* Problem description *
Please set down all the lines beneath this one exactly, without the pictures.

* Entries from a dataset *
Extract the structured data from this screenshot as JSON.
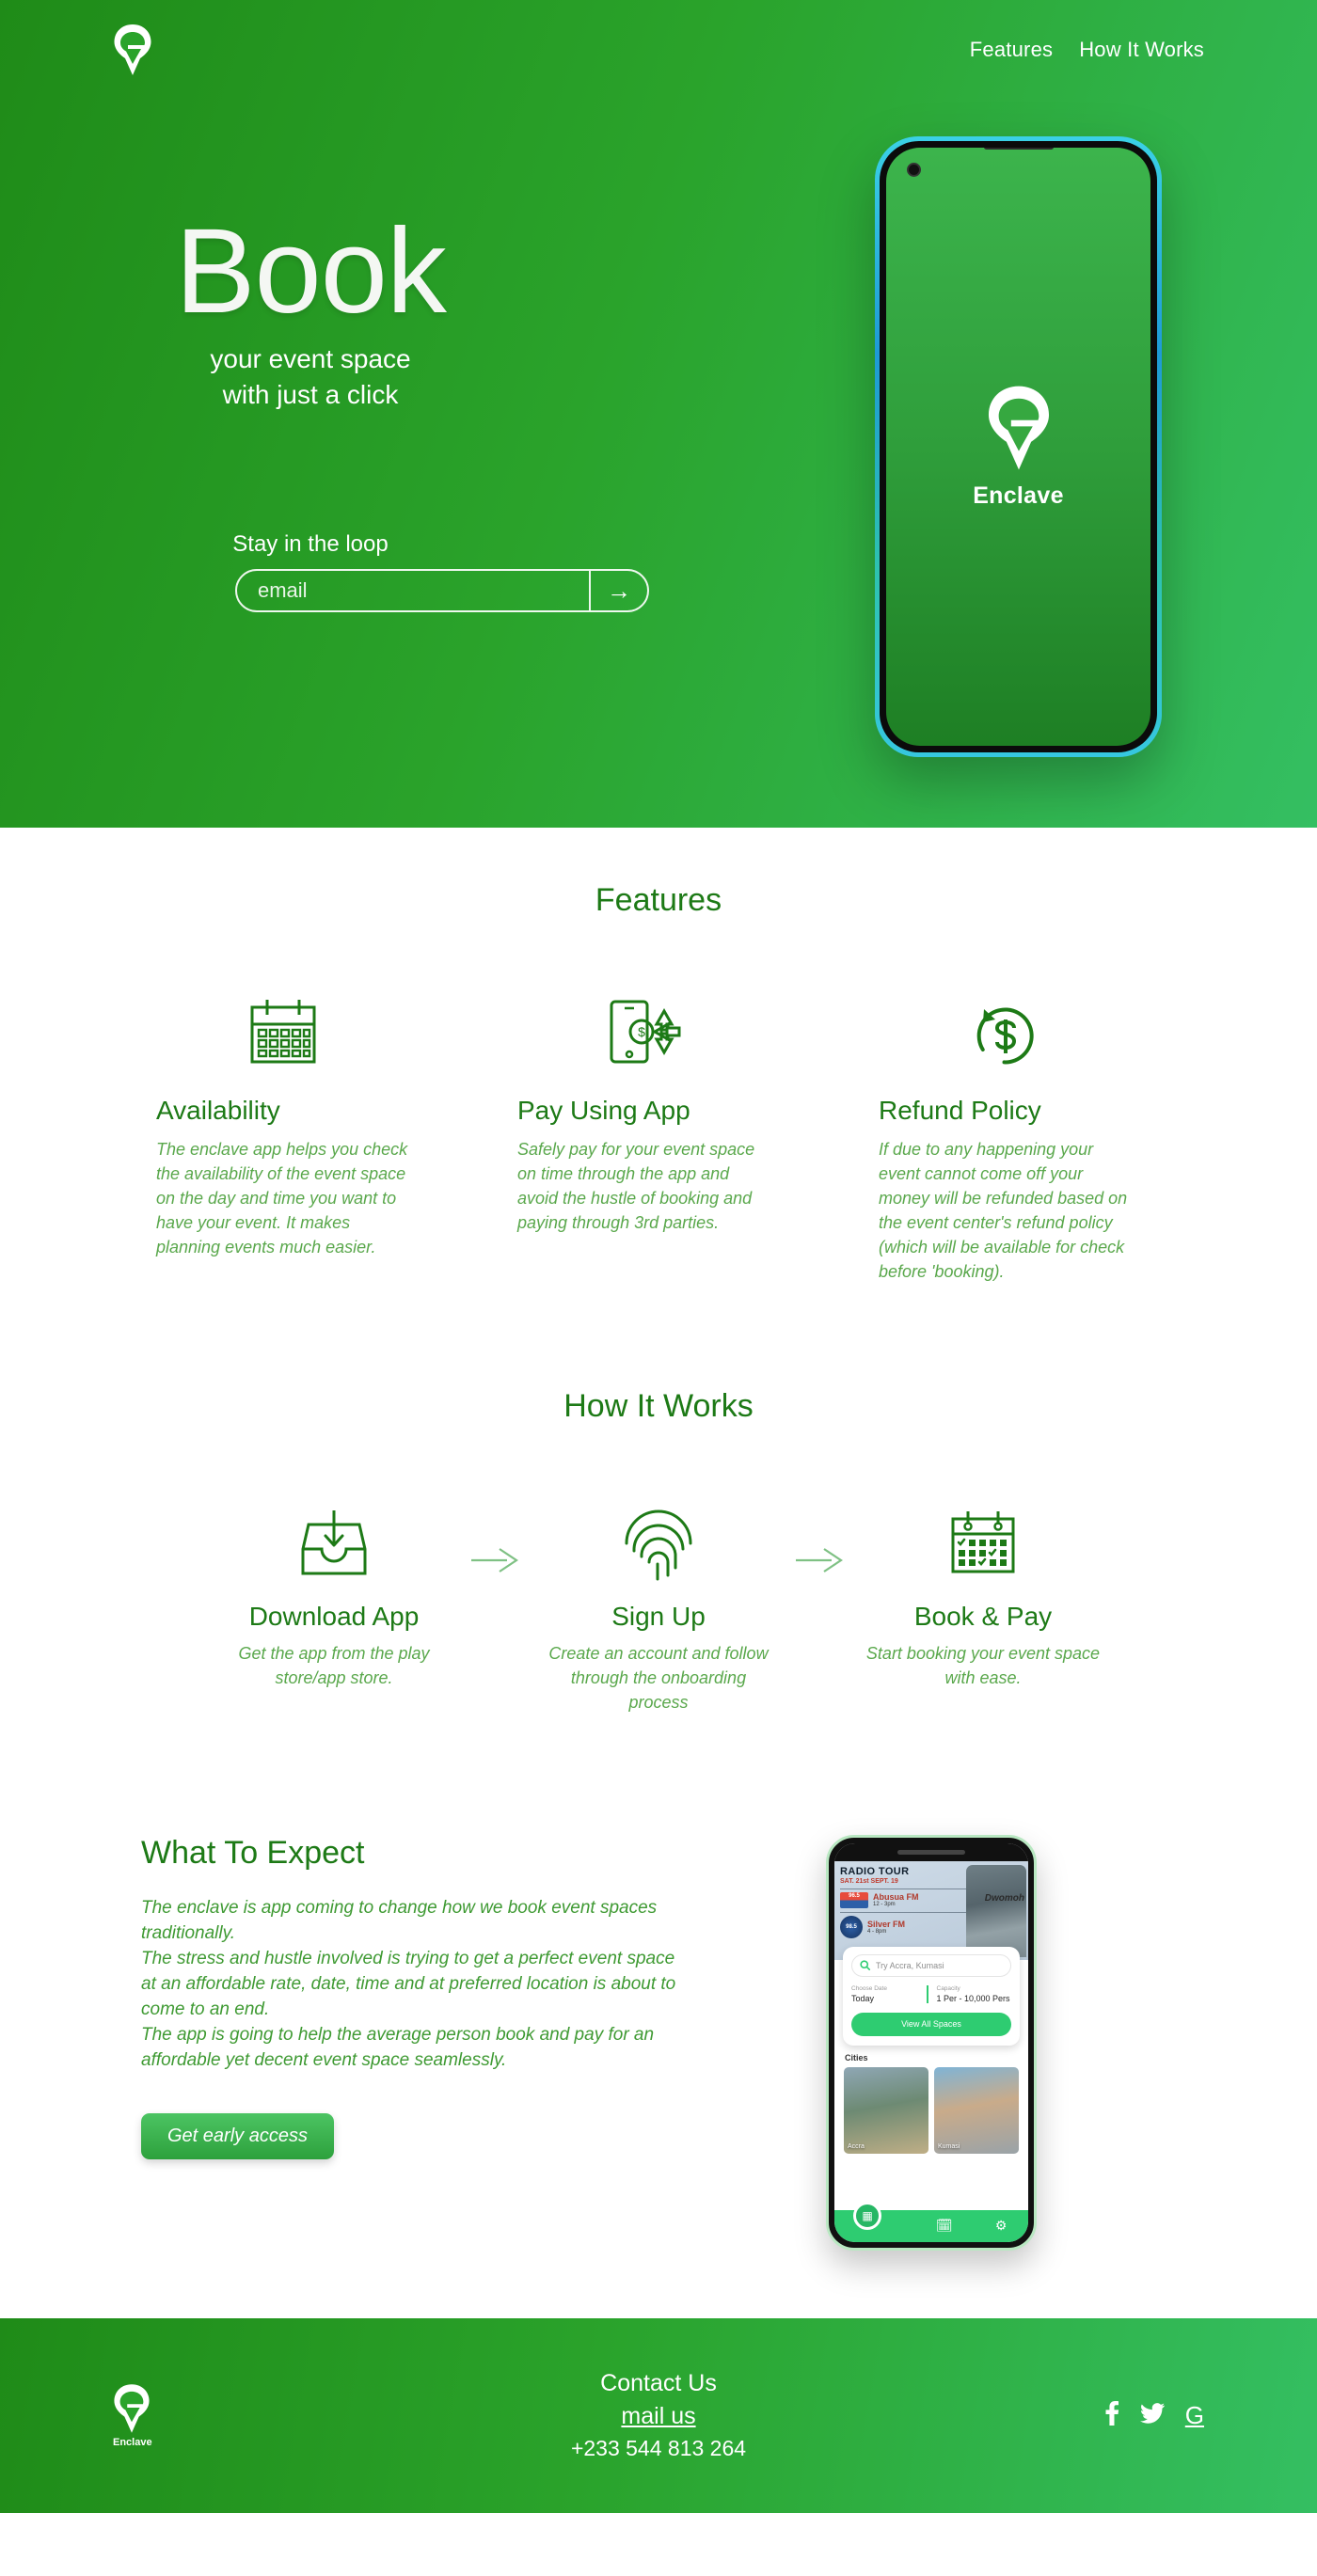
{
  "brand": {
    "name": "Enclave",
    "accent": "#1d7a16",
    "accent_light": "#5aa84c"
  },
  "nav": {
    "links": [
      {
        "label": "Features"
      },
      {
        "label": "How It Works"
      }
    ]
  },
  "hero": {
    "title": "Book",
    "subtitle_line1": "your event space",
    "subtitle_line2": "with just a click",
    "loop_label": "Stay in the loop",
    "email_placeholder": "email",
    "email_value": "",
    "submit_icon": "→",
    "phone_brand": "Enclave"
  },
  "features": {
    "heading": "Features",
    "items": [
      {
        "icon": "calendar-icon",
        "title": "Availability",
        "body": "The enclave app helps you check the availability of the event space on the day and time you want to have your event. It makes planning events much easier."
      },
      {
        "icon": "mobile-payment-icon",
        "title": "Pay Using App",
        "body": "Safely pay for your event space on time through the app and avoid the hustle of booking and paying through 3rd parties."
      },
      {
        "icon": "refund-dollar-icon",
        "title": "Refund Policy",
        "body": "If due to any happening your event cannot come off your money will be refunded based on the event center's refund policy (which will be available for check before 'booking)."
      }
    ]
  },
  "how_it_works": {
    "heading": "How It Works",
    "steps": [
      {
        "icon": "download-tray-icon",
        "title": "Download App",
        "body": "Get the app from the play store/app store."
      },
      {
        "icon": "fingerprint-icon",
        "title": "Sign Up",
        "body": "Create an account and follow through the onboarding process"
      },
      {
        "icon": "calendar-check-icon",
        "title": "Book & Pay",
        "body": "Start booking your event space with ease."
      }
    ]
  },
  "expect": {
    "heading": "What To Expect",
    "paragraphs": [
      "The enclave is app coming to change how we book event spaces traditionally.",
      "The stress and hustle involved is trying to get a perfect event space at an affordable rate, date, time and at preferred location is about to come to an end.",
      "The app is going to help the average person book and pay for an affordable yet decent event space seamlessly."
    ],
    "cta_label": "Get early access"
  },
  "app_preview": {
    "banner_title": "RADIO TOUR",
    "banner_date": "SAT. 21st SEPT. 19",
    "banner_script": "Dwomoh",
    "stations": [
      {
        "badge": "96.5",
        "name": "Abusua FM",
        "time": "12 - 3pm"
      },
      {
        "badge": "98.5",
        "name": "Silver FM",
        "time": "4 - 8pm"
      }
    ],
    "search_placeholder": "Try Accra, Kumasi",
    "date_label": "Choose Date",
    "date_value": "Today",
    "capacity_label": "Capacity",
    "capacity_value": "1 Per - 10,000 Pers",
    "view_all_label": "View All Spaces",
    "cities_label": "Cities",
    "cities": [
      {
        "name": "Accra"
      },
      {
        "name": "Kumasi"
      }
    ]
  },
  "footer": {
    "brand": "Enclave",
    "contact_heading": "Contact Us",
    "mail_label": "mail us",
    "phone": "+233 544 813 264",
    "socials": [
      {
        "icon": "facebook-icon",
        "glyph": "f"
      },
      {
        "icon": "twitter-icon",
        "glyph": "t"
      },
      {
        "icon": "google-icon",
        "glyph": "G"
      }
    ]
  }
}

* Result for this exercise *
Extract the structured data from this screenshot as JSON.
{
  "brand": {
    "name": "Enclave",
    "accent": "#1d7a16",
    "accent_light": "#5aa84c"
  },
  "nav": {
    "links": [
      {
        "label": "Features"
      },
      {
        "label": "How It Works"
      }
    ]
  },
  "hero": {
    "title": "Book",
    "subtitle_line1": "your event space",
    "subtitle_line2": "with just a click",
    "loop_label": "Stay in the loop",
    "email_placeholder": "email",
    "email_value": "",
    "submit_icon": "→",
    "phone_brand": "Enclave"
  },
  "features": {
    "heading": "Features",
    "items": [
      {
        "icon": "calendar-icon",
        "title": "Availability",
        "body": "The enclave app helps you check the availability of the event space on the day and time you want to have your event. It makes planning events much easier."
      },
      {
        "icon": "mobile-payment-icon",
        "title": "Pay Using App",
        "body": "Safely pay for your event space on time through the app and avoid the hustle of booking and paying through 3rd parties."
      },
      {
        "icon": "refund-dollar-icon",
        "title": "Refund Policy",
        "body": "If due to any happening your event cannot come off your money will be refunded based on the event center's refund policy (which will be available for check before 'booking)."
      }
    ]
  },
  "how_it_works": {
    "heading": "How It Works",
    "steps": [
      {
        "icon": "download-tray-icon",
        "title": "Download App",
        "body": "Get the app from the play store/app store."
      },
      {
        "icon": "fingerprint-icon",
        "title": "Sign Up",
        "body": "Create an account and follow through the onboarding process"
      },
      {
        "icon": "calendar-check-icon",
        "title": "Book & Pay",
        "body": "Start booking your event space with ease."
      }
    ]
  },
  "expect": {
    "heading": "What To Expect",
    "paragraphs": [
      "The enclave is app coming to change how we book event spaces traditionally.",
      "The stress and hustle involved is trying to get a perfect event space at an affordable rate, date, time and at preferred location is about to come to an end.",
      "The app is going to help the average person book and pay for an affordable yet decent event space seamlessly."
    ],
    "cta_label": "Get early access"
  },
  "app_preview": {
    "banner_title": "RADIO TOUR",
    "banner_date": "SAT. 21st SEPT. 19",
    "banner_script": "Dwomoh",
    "stations": [
      {
        "badge": "96.5",
        "name": "Abusua FM",
        "time": "12 - 3pm"
      },
      {
        "badge": "98.5",
        "name": "Silver FM",
        "time": "4 - 8pm"
      }
    ],
    "search_placeholder": "Try Accra, Kumasi",
    "date_label": "Choose Date",
    "date_value": "Today",
    "capacity_label": "Capacity",
    "capacity_value": "1 Per - 10,000 Pers",
    "view_all_label": "View All Spaces",
    "cities_label": "Cities",
    "cities": [
      {
        "name": "Accra"
      },
      {
        "name": "Kumasi"
      }
    ]
  },
  "footer": {
    "brand": "Enclave",
    "contact_heading": "Contact Us",
    "mail_label": "mail us",
    "phone": "+233 544 813 264",
    "socials": [
      {
        "icon": "facebook-icon",
        "glyph": "f"
      },
      {
        "icon": "twitter-icon",
        "glyph": "t"
      },
      {
        "icon": "google-icon",
        "glyph": "G"
      }
    ]
  }
}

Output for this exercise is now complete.